| REQUIREMENT |
In the passage on artificial intelligence versus machine learning, which library do both toy ML apps use?

Artifical Intelligence vs. Machine Learning
This course is about programming and artificial intelligence. Depending on what school you're at, AI could mean robots, neural networks, game playing, etc.
Many equate AI with machine learning (ML). ML refers to a large number of approaches to finding patterns in input data. The goal may be to discover clusters of "similar" data together, where the definition of similarity is part of what's learned. Or it may be to take a large number of examples of classified data, and learn "rules", often in the form of weighted parameters, to do the classification.
Here are two toy ML-based apps. Both use the BrainJS library.
- Digit recognizer -- a handwritten digit recognizer (109 samples for 10 digits)
- UCI Zoo classifier -- a feature-based animal classifier (99 samples for 7 animal types)
Machine Learning has been very successful in the past decade for many tasks, such as image classification, speech processing, and motor control, thanks to new algorithms and a quantum leap in the amount of data available for training.
But these tasks are just a subset of the AI problem. Picking a response for an input does not provide a model for dialog, learning while reading, learning from one or two examples, or doing chains of inferences.

| AVAILABLE DATA |
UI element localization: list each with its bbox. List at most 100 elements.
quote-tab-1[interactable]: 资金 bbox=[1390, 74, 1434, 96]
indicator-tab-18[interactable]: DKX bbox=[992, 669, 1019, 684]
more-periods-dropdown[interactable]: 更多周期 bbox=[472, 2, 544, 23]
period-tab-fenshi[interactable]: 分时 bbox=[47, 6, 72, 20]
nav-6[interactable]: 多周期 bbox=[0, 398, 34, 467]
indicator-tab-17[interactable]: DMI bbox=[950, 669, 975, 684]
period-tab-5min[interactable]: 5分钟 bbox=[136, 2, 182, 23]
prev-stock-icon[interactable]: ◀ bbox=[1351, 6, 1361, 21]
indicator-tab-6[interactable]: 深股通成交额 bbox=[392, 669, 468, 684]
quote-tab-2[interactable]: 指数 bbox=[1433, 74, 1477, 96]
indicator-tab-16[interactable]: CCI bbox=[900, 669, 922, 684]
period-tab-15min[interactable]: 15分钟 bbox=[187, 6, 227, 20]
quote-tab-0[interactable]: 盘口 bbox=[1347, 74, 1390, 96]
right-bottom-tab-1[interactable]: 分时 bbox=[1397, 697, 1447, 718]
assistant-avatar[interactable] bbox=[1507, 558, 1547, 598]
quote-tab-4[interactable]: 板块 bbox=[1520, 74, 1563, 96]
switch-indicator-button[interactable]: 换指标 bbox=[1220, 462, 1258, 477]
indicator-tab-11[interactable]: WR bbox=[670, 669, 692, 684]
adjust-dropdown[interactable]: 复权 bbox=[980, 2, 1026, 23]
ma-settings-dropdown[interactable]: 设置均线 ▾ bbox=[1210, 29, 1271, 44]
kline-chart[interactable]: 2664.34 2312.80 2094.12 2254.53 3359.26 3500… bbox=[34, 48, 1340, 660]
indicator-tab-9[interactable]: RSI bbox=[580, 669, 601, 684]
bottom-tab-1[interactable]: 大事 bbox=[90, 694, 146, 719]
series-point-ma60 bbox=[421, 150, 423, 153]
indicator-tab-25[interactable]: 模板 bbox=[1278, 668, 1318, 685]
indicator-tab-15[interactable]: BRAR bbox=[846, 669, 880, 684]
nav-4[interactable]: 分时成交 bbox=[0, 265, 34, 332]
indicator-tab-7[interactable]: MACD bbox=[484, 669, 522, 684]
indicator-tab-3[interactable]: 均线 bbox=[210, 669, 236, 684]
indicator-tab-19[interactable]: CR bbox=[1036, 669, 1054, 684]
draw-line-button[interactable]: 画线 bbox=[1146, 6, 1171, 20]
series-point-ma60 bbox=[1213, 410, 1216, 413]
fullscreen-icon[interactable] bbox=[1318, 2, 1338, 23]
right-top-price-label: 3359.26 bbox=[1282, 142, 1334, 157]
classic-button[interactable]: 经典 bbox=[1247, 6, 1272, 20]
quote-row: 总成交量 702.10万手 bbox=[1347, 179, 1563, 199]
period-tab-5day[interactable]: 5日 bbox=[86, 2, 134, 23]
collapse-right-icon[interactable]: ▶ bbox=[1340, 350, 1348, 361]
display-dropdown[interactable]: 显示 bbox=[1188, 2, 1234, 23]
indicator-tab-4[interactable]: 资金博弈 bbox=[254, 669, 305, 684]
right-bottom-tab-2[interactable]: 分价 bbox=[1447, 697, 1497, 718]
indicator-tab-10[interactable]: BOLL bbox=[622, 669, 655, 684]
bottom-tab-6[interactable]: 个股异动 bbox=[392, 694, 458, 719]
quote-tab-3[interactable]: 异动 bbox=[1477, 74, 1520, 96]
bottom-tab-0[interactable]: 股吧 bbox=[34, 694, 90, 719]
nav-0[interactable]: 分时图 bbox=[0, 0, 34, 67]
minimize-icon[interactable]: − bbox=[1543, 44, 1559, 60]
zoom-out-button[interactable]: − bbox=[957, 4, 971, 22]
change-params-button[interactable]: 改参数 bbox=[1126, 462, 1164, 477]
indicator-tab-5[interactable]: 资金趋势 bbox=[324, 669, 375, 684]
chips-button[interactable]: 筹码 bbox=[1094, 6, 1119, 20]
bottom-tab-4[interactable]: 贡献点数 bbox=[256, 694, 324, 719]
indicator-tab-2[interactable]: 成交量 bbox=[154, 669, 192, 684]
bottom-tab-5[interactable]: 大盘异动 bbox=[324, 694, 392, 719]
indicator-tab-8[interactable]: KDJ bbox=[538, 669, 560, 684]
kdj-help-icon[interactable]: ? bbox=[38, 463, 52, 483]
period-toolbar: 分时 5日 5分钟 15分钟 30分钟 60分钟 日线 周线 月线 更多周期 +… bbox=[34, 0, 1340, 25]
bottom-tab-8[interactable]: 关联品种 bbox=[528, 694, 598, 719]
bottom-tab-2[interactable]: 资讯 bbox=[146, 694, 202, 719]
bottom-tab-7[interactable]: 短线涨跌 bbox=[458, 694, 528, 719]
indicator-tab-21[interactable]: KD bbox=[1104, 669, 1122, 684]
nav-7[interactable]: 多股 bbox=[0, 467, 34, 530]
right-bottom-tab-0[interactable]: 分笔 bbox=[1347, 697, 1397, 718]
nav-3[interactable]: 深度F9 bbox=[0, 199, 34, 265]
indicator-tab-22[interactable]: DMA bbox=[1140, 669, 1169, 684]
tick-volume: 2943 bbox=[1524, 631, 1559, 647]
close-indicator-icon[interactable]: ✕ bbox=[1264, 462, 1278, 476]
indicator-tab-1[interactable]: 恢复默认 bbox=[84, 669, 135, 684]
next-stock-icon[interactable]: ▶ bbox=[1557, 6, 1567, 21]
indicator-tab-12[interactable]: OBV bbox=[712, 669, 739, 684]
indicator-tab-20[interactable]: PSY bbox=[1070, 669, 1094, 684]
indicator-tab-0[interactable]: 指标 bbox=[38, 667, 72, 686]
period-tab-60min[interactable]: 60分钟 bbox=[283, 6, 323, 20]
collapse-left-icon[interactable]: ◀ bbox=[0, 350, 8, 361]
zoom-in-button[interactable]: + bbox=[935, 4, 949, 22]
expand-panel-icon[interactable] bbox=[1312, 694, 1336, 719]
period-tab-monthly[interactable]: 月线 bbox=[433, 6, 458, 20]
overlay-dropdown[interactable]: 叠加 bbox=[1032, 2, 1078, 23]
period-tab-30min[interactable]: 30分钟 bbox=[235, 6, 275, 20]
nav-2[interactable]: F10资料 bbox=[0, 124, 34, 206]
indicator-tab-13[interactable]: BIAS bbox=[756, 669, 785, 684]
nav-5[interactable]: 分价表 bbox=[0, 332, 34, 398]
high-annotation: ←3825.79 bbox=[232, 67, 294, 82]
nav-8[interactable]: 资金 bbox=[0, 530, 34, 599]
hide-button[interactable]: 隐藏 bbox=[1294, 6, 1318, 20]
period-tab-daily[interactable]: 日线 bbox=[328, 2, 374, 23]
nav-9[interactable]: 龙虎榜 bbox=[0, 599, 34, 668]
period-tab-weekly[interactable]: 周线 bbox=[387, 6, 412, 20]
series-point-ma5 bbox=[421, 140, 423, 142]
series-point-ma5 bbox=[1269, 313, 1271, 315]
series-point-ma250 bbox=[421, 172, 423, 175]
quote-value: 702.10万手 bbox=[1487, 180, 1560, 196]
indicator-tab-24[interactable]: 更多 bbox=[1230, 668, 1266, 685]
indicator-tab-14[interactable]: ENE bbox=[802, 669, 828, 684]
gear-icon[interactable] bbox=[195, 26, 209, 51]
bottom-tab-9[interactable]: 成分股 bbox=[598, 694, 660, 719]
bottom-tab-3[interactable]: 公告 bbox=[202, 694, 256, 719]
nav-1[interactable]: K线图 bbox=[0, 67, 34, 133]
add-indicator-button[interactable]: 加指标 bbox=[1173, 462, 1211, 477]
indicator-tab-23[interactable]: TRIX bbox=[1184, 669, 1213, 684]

| SOLVED PROBLEM |
BrainJS